— start Supplied records —

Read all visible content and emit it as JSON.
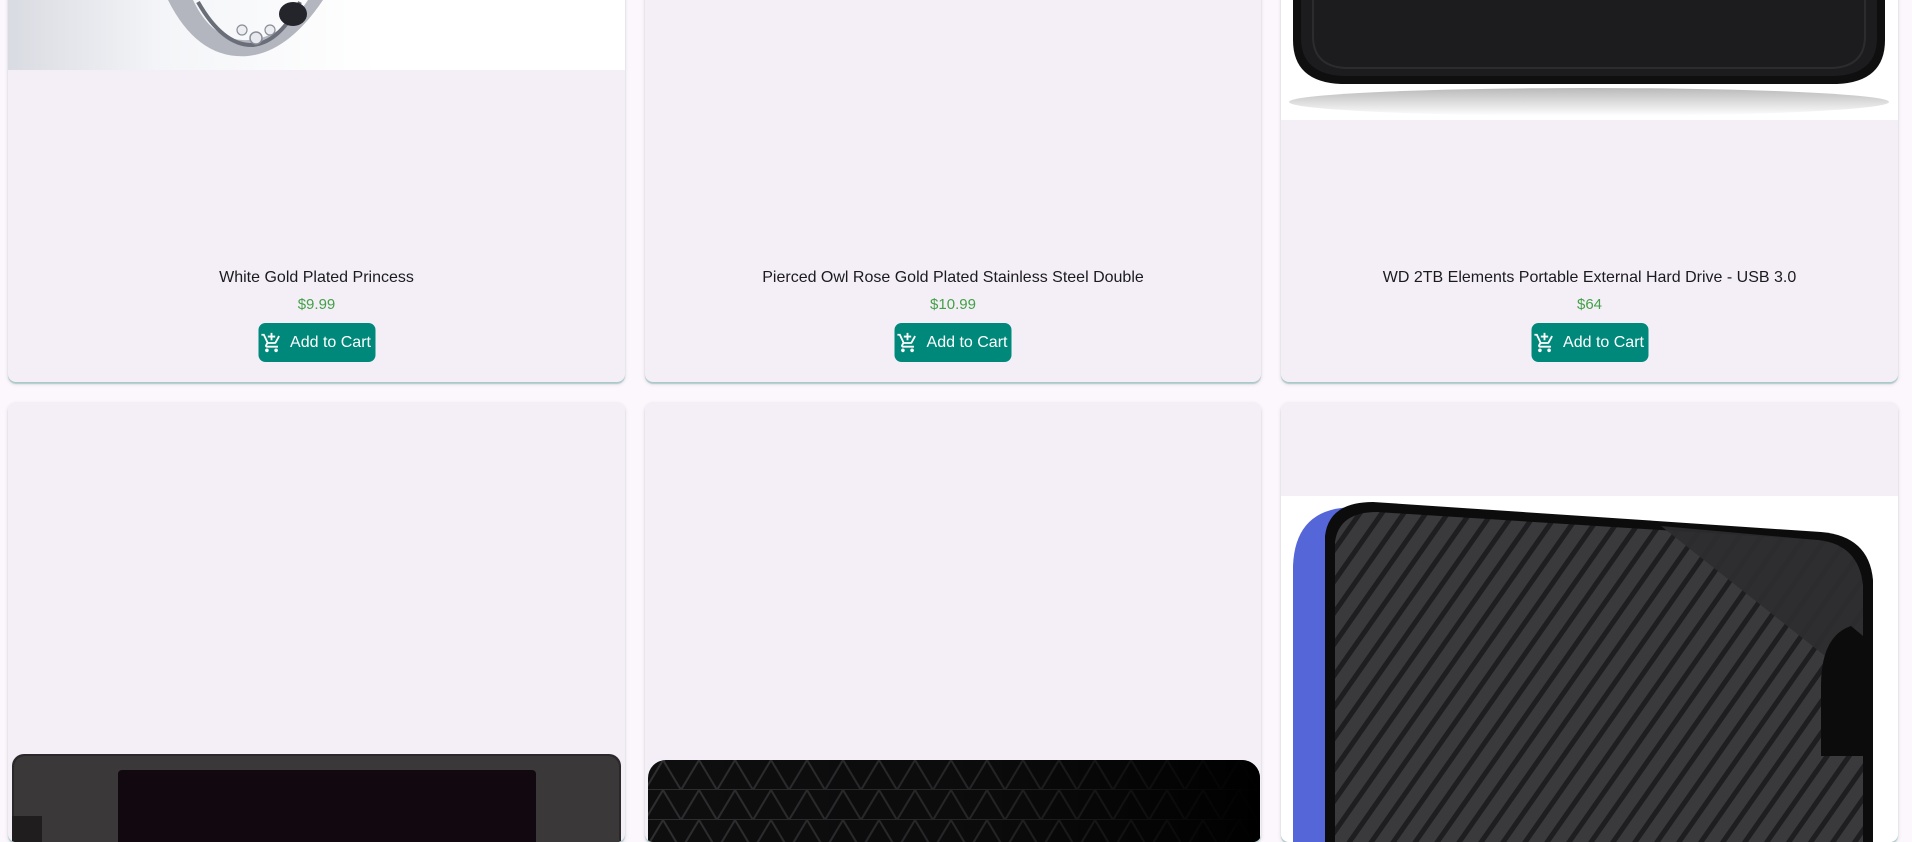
{
  "products_row_top": [
    {
      "title": "White Gold Plated Princess",
      "price": "$9.99",
      "cart_label": "Add to Cart"
    },
    {
      "title": "Pierced Owl Rose Gold Plated Stainless Steel Double",
      "price": "$10.99",
      "cart_label": "Add to Cart"
    },
    {
      "title": "WD 2TB Elements Portable External Hard Drive - USB 3.0",
      "price": "$64",
      "cart_label": "Add to Cart"
    }
  ],
  "icons": {
    "cart": "add-shopping-cart-icon"
  },
  "colors": {
    "page_background": "#fcf7fd",
    "card_background": "#f4eff7",
    "button": "#00897b",
    "price": "#43a047",
    "title": "#1b1b1f"
  }
}
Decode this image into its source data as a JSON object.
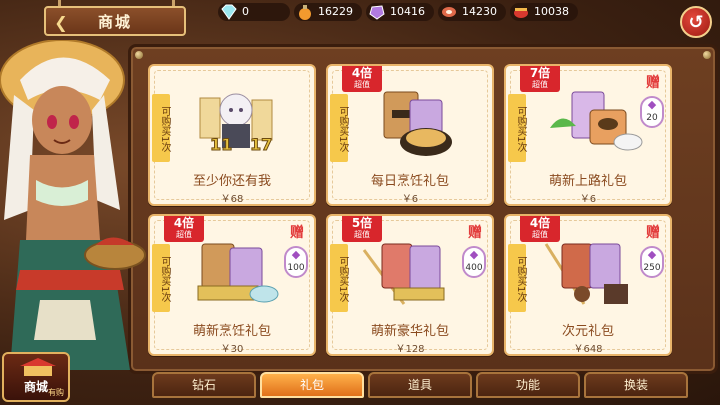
{
  "header": {
    "title": "商城",
    "back_symbol": "❮"
  },
  "currency": [
    {
      "icon": "diamond-icon",
      "value": "0"
    },
    {
      "icon": "potion-icon",
      "value": "16229"
    },
    {
      "icon": "amethyst-icon",
      "value": "10416"
    },
    {
      "icon": "meat-icon",
      "value": "14230"
    },
    {
      "icon": "pot-icon",
      "value": "10038"
    }
  ],
  "return_symbol": "↺",
  "cards": [
    {
      "limit": "可购买1次",
      "ribbon_mult": "",
      "ribbon_worth": "",
      "gift": "",
      "bonus": "",
      "name": "至少你还有我",
      "price": "￥68"
    },
    {
      "limit": "可购买1次",
      "ribbon_mult": "4倍",
      "ribbon_worth": "超值",
      "gift": "",
      "bonus": "",
      "name": "每日烹饪礼包",
      "price": "￥6"
    },
    {
      "limit": "可购买1次",
      "ribbon_mult": "7倍",
      "ribbon_worth": "超值",
      "gift": "赠",
      "bonus": "20",
      "name": "萌新上路礼包",
      "price": "￥6"
    },
    {
      "limit": "可购买1次",
      "ribbon_mult": "4倍",
      "ribbon_worth": "超值",
      "gift": "赠",
      "bonus": "100",
      "name": "萌新烹饪礼包",
      "price": "￥30"
    },
    {
      "limit": "可购买1次",
      "ribbon_mult": "5倍",
      "ribbon_worth": "超值",
      "gift": "赠",
      "bonus": "400",
      "name": "萌新豪华礼包",
      "price": "￥128"
    },
    {
      "limit": "可购买1次",
      "ribbon_mult": "4倍",
      "ribbon_worth": "超值",
      "gift": "赠",
      "bonus": "250",
      "name": "次元礼包",
      "price": "￥648"
    }
  ],
  "tabs": [
    {
      "label": "钻石",
      "active": false
    },
    {
      "label": "礼包",
      "active": true
    },
    {
      "label": "道具",
      "active": false
    },
    {
      "label": "功能",
      "active": false
    },
    {
      "label": "换装",
      "active": false
    }
  ],
  "shop_logo": {
    "label": "商城",
    "sub": "有购"
  },
  "colors": {
    "ribbon": "#d8262c",
    "limit_tag": "#f6c84b",
    "active_tab": "#e0701a",
    "card_bg": "#fff6e4"
  }
}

— end Supplied records —

Problem to work on: Read the data above. Pull out each line in which the string "title" appears.

Task answer:
      "title": "White Gold Plated Princess",
      "title": "Pierced Owl Rose Gold Plated Stainless Steel Double",
      "title": "WD 2TB Elements Portable External Hard Drive - USB 3.0",
    "title": "#1b1b1f"
    "title": "商城",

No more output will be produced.